Stated task
Copy out each line of the data that holds the word "spatial".

Listed records
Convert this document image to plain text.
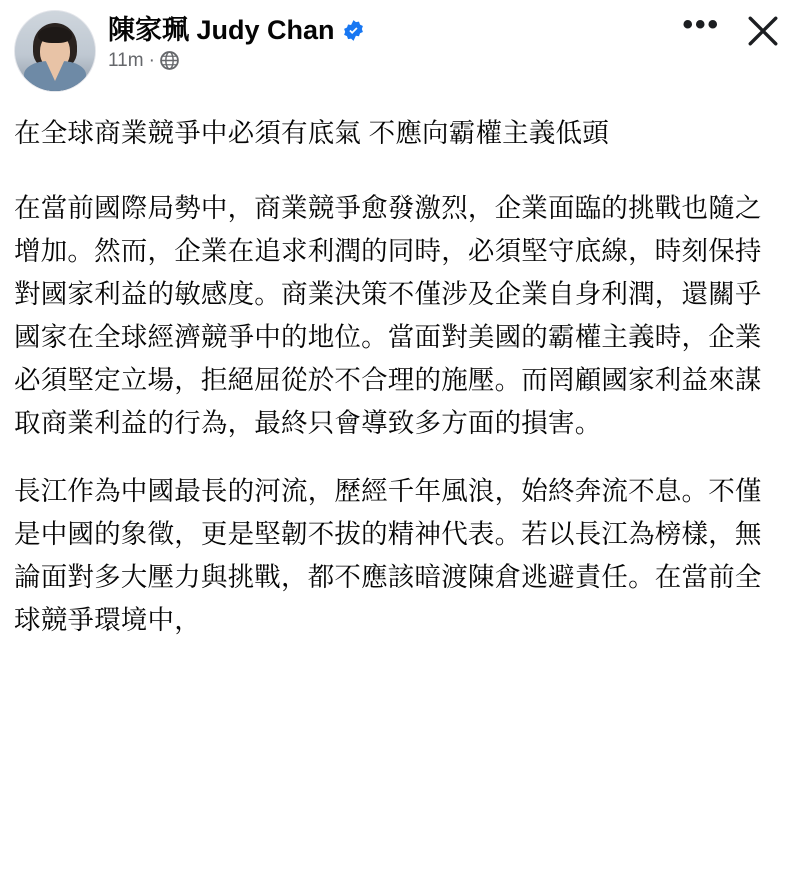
陳家珮 Judy Chan
11m ·
•••

在全球商業競爭中必須有底氣 不應向霸權主義低頭

在當前國際局勢中，商業競爭愈發激烈，企業面臨的挑戰也隨之增加。然而，企業在追求利潤的同時，必須堅守底線，時刻保持對國家利益的敏感度。商業決策不僅涉及企業自身利潤，還關乎國家在全球經濟競爭中的地位。當面對美國的霸權主義時，企業必須堅定立場，拒絕屈從於不合理的施壓。而罔顧國家利益來謀取商業利益的行為，最終只會導致多方面的損害。

長江作為中國最長的河流，歷經千年風浪，始終奔流不息。不僅是中國的象徵，更是堅韌不拔的精神代表。若以長江為榜樣，無論面對多大壓力與挑戰，都不應該暗渡陳倉逃避責任。在當前全球競爭環境中，
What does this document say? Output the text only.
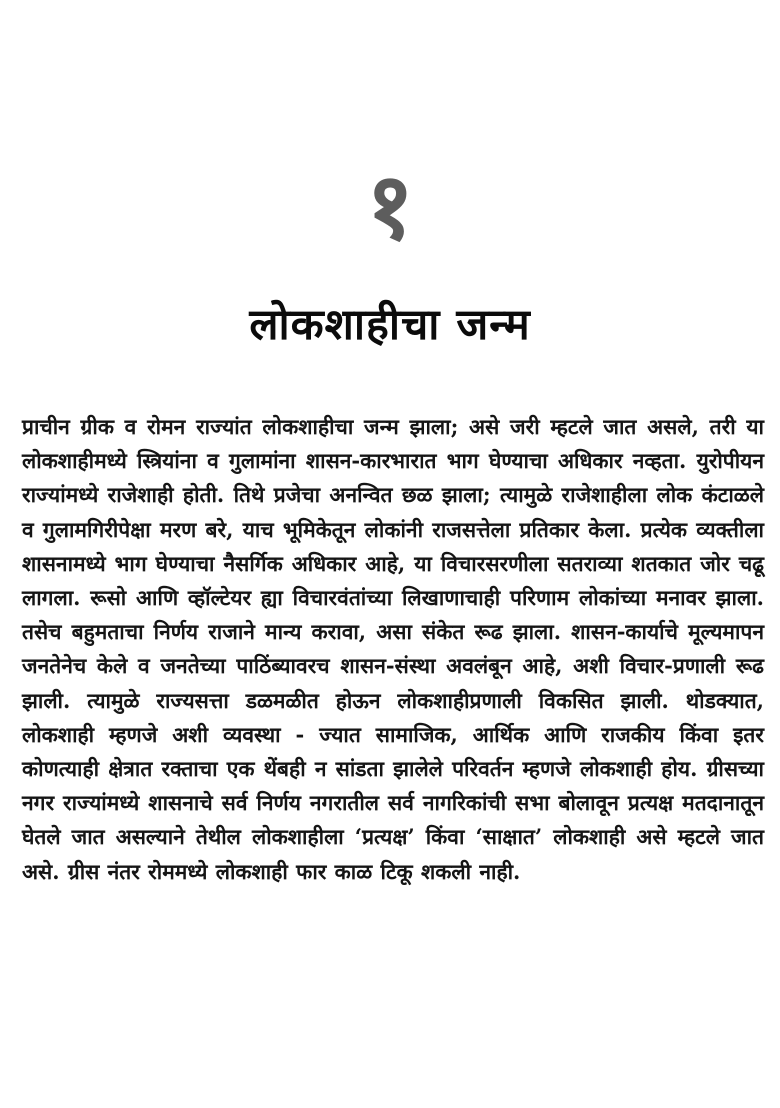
१
लोकशाहीचा जन्म
प्राचीन ग्रीक व रोमन राज्यांत लोकशाहीचा जन्म झाला; असे जरी म्हटले जात असले, तरी या लोकशाहीमध्ये स्त्रियांना व गुलामांना शासन-कारभारात भाग घेण्याचा अधिकार नव्हता. युरोपीयन राज्यांमध्ये राजेशाही होती. तिथे प्रजेचा अनन्वित छळ झाला; त्यामुळे राजेशाहीला लोक कंटाळले व गुलामगिरीपेक्षा मरण बरे, याच भूमिकेतून लोकांनी राजसत्तेला प्रतिकार केला. प्रत्येक व्यक्तीला शासनामध्ये भाग घेण्याचा नैसर्गिक अधिकार आहे, या विचारसरणीला सतराव्या शतकात जोर चढू लागला. रूसो आणि व्हॉल्टेयर ह्या विचारवंतांच्या लिखाणाचाही परिणाम लोकांच्या मनावर झाला. तसेच बहुमताचा निर्णय राजाने मान्य करावा, असा संकेत रूढ झाला. शासन-कार्याचे मूल्यमापन जनतेनेच केले व जनतेच्या पाठिंब्यावरच शासन-संस्था अवलंबून आहे, अशी विचार-प्रणाली रूढ झाली. त्यामुळे राज्यसत्ता डळमळीत होऊन लोकशाहीप्रणाली विकसित झाली. थोडक्यात, लोकशाही म्हणजे अशी व्यवस्था - ज्यात सामाजिक, आर्थिक आणि राजकीय किंवा इतर कोणत्याही क्षेत्रात रक्ताचा एक थेंबही न सांडता झालेले परिवर्तन म्हणजे लोकशाही होय. ग्रीसच्या नगर राज्यांमध्ये शासनाचे सर्व निर्णय नगरातील सर्व नागरिकांची सभा बोलावून प्रत्यक्ष मतदानातून घेतले जात असल्याने तेथील लोकशाहीला ‘प्रत्यक्ष’ किंवा ‘साक्षात’ लोकशाही असे म्हटले जात असे. ग्रीस नंतर रोममध्ये लोकशाही फार काळ टिकू शकली नाही.
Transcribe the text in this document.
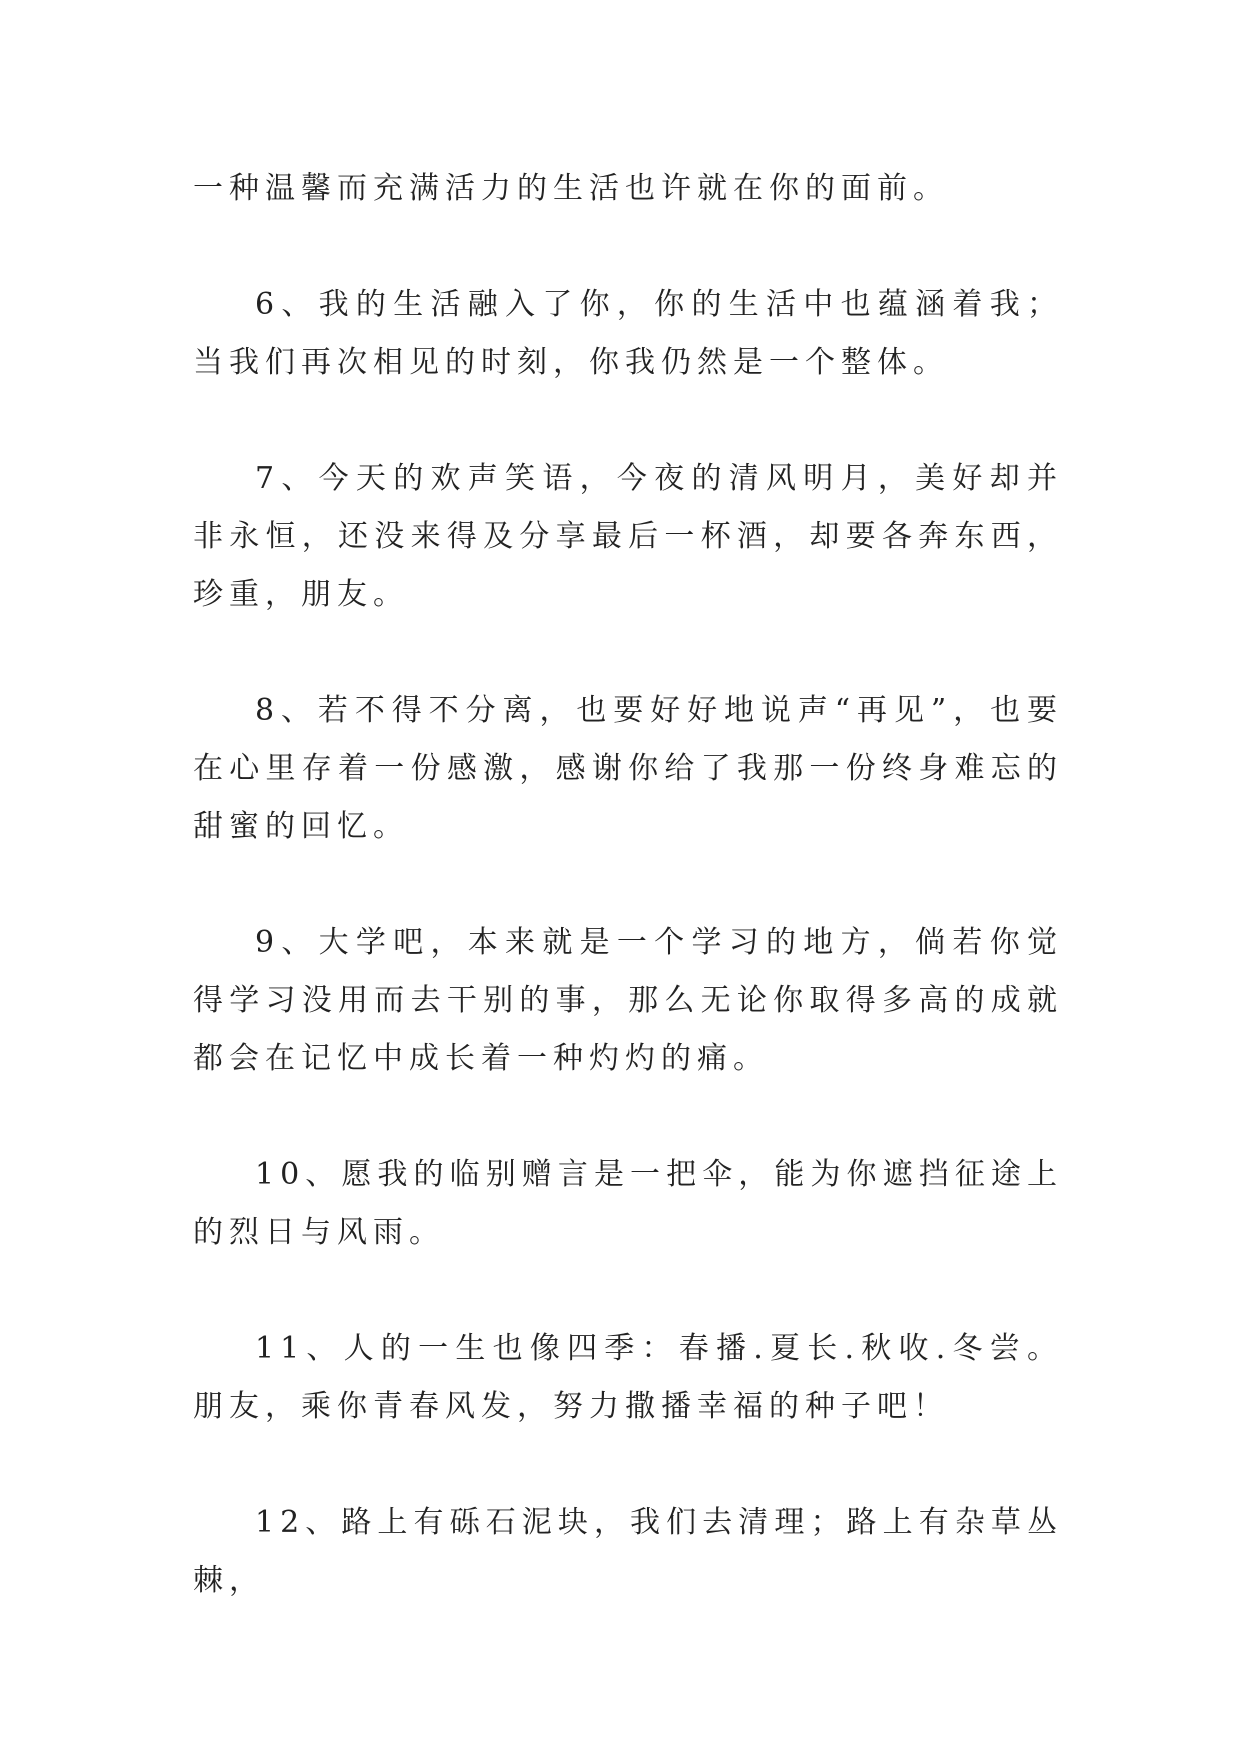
一种温馨而充满活力的生活也许就在你的面前。

6、我的生活融入了你，你的生活中也蕴涵着我；当我们再次相见的时刻，你我仍然是一个整体。

7、今天的欢声笑语，今夜的清风明月，美好却并非永恒，还没来得及分享最后一杯酒，却要各奔东西，珍重，朋友。

8、若不得不分离，也要好好地说声“再见”，也要在心里存着一份感激，感谢你给了我那一份终身难忘的甜蜜的回忆。

9、大学吧，本来就是一个学习的地方，倘若你觉得学习没用而去干别的事，那么无论你取得多高的成就都会在记忆中成长着一种灼灼的痛。

10、愿我的临别赠言是一把伞，能为你遮挡征途上的烈日与风雨。

11、人的一生也像四季：春播.夏长.秋收.冬尝。朋友，乘你青春风发，努力撒播幸福的种子吧！

12、路上有砾石泥块，我们去清理；路上有杂草丛棘，
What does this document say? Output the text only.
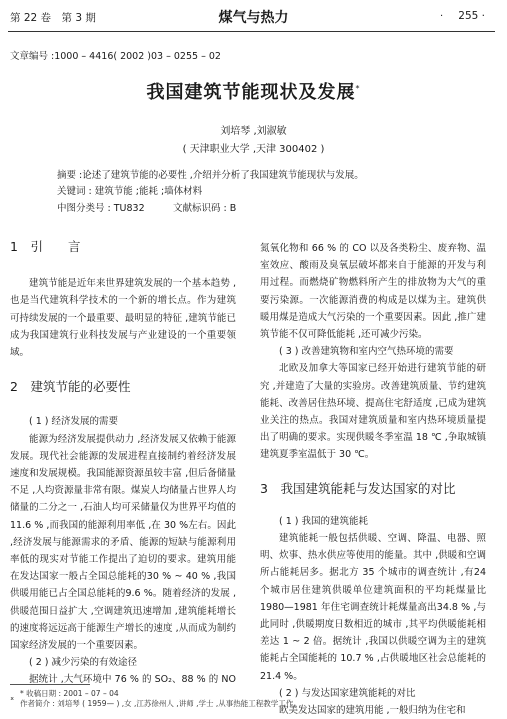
第 22 卷　第 3 期	煤气与热力	· 255 ·
文章编号 :1000 – 4416( 2002 )03 – 0255 – 02
我国建筑节能现状及发展*
刘培琴 ,刘淑敏
( 天津职业大学 ,天津 300402 )
摘要 :论述了建筑节能的必要性 ,介绍并分析了我国建筑节能现状与发展。
关键词 : 建筑节能 ;能耗 ;墙体材料
中图分类号 : TU832	文献标识码 : B
1　引　　言

建筑节能是近年来世界建筑发展的一个基本趋势 ,也是当代建筑科学技术的一个新的增长点。作为建筑可持续发展的一个最重要、最明显的特征 ,建筑节能已成为我国建筑行业科技发展与产业建设的一个重要领域。

2　建筑节能的必要性

( 1 ) 经济发展的需要

能源为经济发展提供动力 ,经济发展又依赖于能源发展。现代社会能源的发展进程直接制约着经济发展速度和发展规模。我国能源资源虽较丰富 ,但后备储量不足 ,人均资源量非常有限。煤炭人均储量占世界人均储量的二分之一 ,石油人均可采储量仅为世界平均值的 11.6 % ,而我国的能源利用率低 ,在 30 %左右。因此 ,经济发展与能源需求的矛盾、能源的短缺与能源利用率低的现实对节能工作提出了迫切的要求。建筑用能在发达国家一般占全国总能耗的30 % ~ 40 % ,我国供暖用能已占全国总能耗的9.6 %。随着经济的发展 ,供暖范围日益扩大 ,空调建筑迅速增加 ,建筑能耗增长的速度将远远高于能源生产增长的速度 ,从而成为制约国家经济发展的一个重要因素。

( 2 ) 减少污染的有效途径

据统计 ,大气环境中 76 % 的 SO₂、88 % 的 NO ₓ

氮氧化物和 66 % 的 CO 以及各类粉尘、废弃物、温室效应、酸雨及臭氧层破坏都来自于能源的开发与利用过程。而燃烧矿物燃料所产生的排放物为大气的重要污染源。一次能源消费的构成是以煤为主。建筑供暖用煤是造成大气污染的一个重要因素。因此 ,推广建筑节能不仅可降低能耗 ,还可减少污染。

( 3 ) 改善建筑物和室内空气热环境的需要

北欧及加拿大等国家已经开始进行建筑节能的研究 ,并建造了大量的实验房。改善建筑质量、节约建筑能耗、改善居住热环境、提高住宅舒适度 ,已成为建筑业关注的热点。我国对建筑质量和室内热环境质量提出了明确的要求。实现供暖冬季室温 18 ℃ ,争取城镇建筑夏季室温低于 30 ℃。

3　我国建筑能耗与发达国家的对比

( 1 ) 我国的建筑能耗

建筑能耗一般包括供暖、空调、降温、电器、照明、炊事、热水供应等使用的能量。其中 ,供暖和空调所占能耗居多。据北方 35 个城市的调查统计 ,有24 个城市居住建筑供暖单位建筑面积的平均耗煤量比 1980—1981 年住宅调查统计耗煤量高出34.8 % ,与此同时 ,供暖期度日数相近的城市 ,其平均供暖能耗相差达 1 ~ 2 倍。据统计 ,我国以供暖空调为主的建筑能耗占全国能耗的 10.7 % ,占供暖地区社会总能耗的 21.4 %。

( 2 ) 与发达国家建筑能耗的对比

欧美发达国家的建筑用能 ,一般归纳为住宅和

* 收稿日期 : 2001 – 07 – 04
作者简介 : 刘培琴 ( 1959— ) ,女 ,江苏徐州人 ,讲师 ,学士 ,从事热能工程教学工作。
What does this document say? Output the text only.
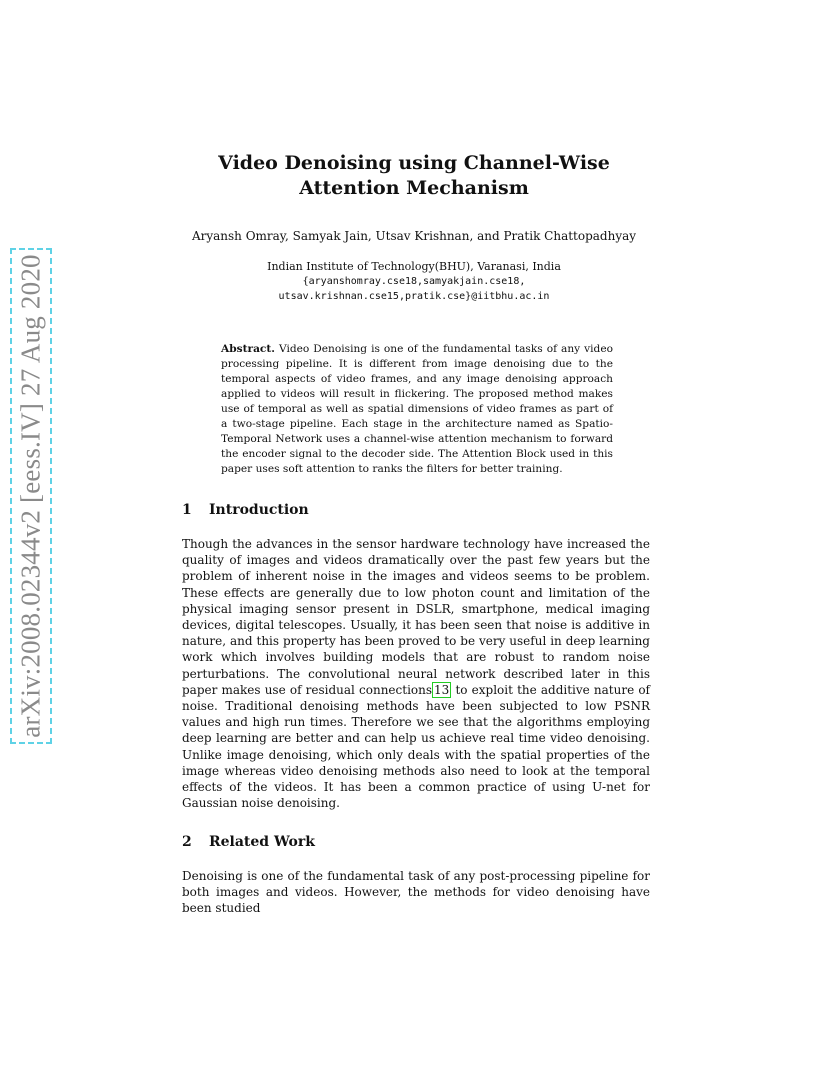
arXiv:2008.02344v2 [eess.IV] 27 Aug 2020
Video Denoising using Channel-Wise Attention Mechanism
Aryansh Omray, Samyak Jain, Utsav Krishnan, and Pratik Chattopadhyay
Indian Institute of Technology(BHU), Varanasi, India
{aryanshomray.cse18,samyakjain.cse18,
utsav.krishnan.cse15,pratik.cse}@iitbhu.ac.in
Abstract. Video Denoising is one of the fundamental tasks of any video processing pipeline. It is different from image denoising due to the temporal aspects of video frames, and any image denoising approach applied to videos will result in flickering. The proposed method makes use of temporal as well as spatial dimensions of video frames as part of a two-stage pipeline. Each stage in the architecture named as Spatio-Temporal Network uses a channel-wise attention mechanism to forward the encoder signal to the decoder side. The Attention Block used in this paper uses soft attention to ranks the filters for better training.
1 Introduction
Though the advances in the sensor hardware technology have increased the quality of images and videos dramatically over the past few years but the problem of inherent noise in the images and videos seems to be problem. These effects are generally due to low photon count and limitation of the physical imaging sensor present in DSLR, smartphone, medical imaging devices, digital telescopes. Usually, it has been seen that noise is additive in nature, and this property has been proved to be very useful in deep learning work which involves building models that are robust to random noise perturbations. The convolutional neural network described later in this paper makes use of residual connections 13 to exploit the additive nature of noise. Traditional denoising methods have been subjected to low PSNR values and high run times. Therefore we see that the algorithms employing deep learning are better and can help us achieve real time video denoising. Unlike image denoising, which only deals with the spatial properties of the image whereas video denoising methods also need to look at the temporal effects of the videos. It has been a common practice of using U-net for Gaussian noise denoising.
2 Related Work
Denoising is one of the fundamental task of any post-processing pipeline for both images and videos. However, the methods for video denoising have been studied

Solution to this exercise
Abstract. Video Denoising is one of the fundamental tasks of any video processing pipeline. It is different from image denoising due to the temporal aspects of video frames, and any image denoising approach applied to videos will result in flickering. The proposed method makes use of temporal as well as spatial dimensions of video frames as part of a two-stage pipeline. Each stage in the architecture named as Spatio-Temporal Network uses a channel-wise attention mechanism to forward the encoder signal to the decoder side. The Attention Block used in this paper uses soft attention to ranks the filters for better training.
Though the advances in the sensor hardware technology have increased the quality of images and videos dramatically over the past few years but the problem of inherent noise in the images and videos seems to be problem. These effects are generally due to low photon count and limitation of the physical imaging sensor present in DSLR, smartphone, medical imaging devices, digital telescopes. Usually, it has been seen that noise is additive in nature, and this property has been proved to be very useful in deep learning work which involves building models that are robust to random noise perturbations. The convolutional neural network described later in this paper makes use of residual connections 13 to exploit the additive nature of noise. Traditional denoising methods have been subjected to low PSNR values and high run times. Therefore we see that the algorithms employing deep learning are better and can help us achieve real time video denoising. Unlike image denoising, which only deals with the spatial properties of the image whereas video denoising methods also need to look at the temporal effects of the videos. It has been a common practice of using U-net for Gaussian noise denoising.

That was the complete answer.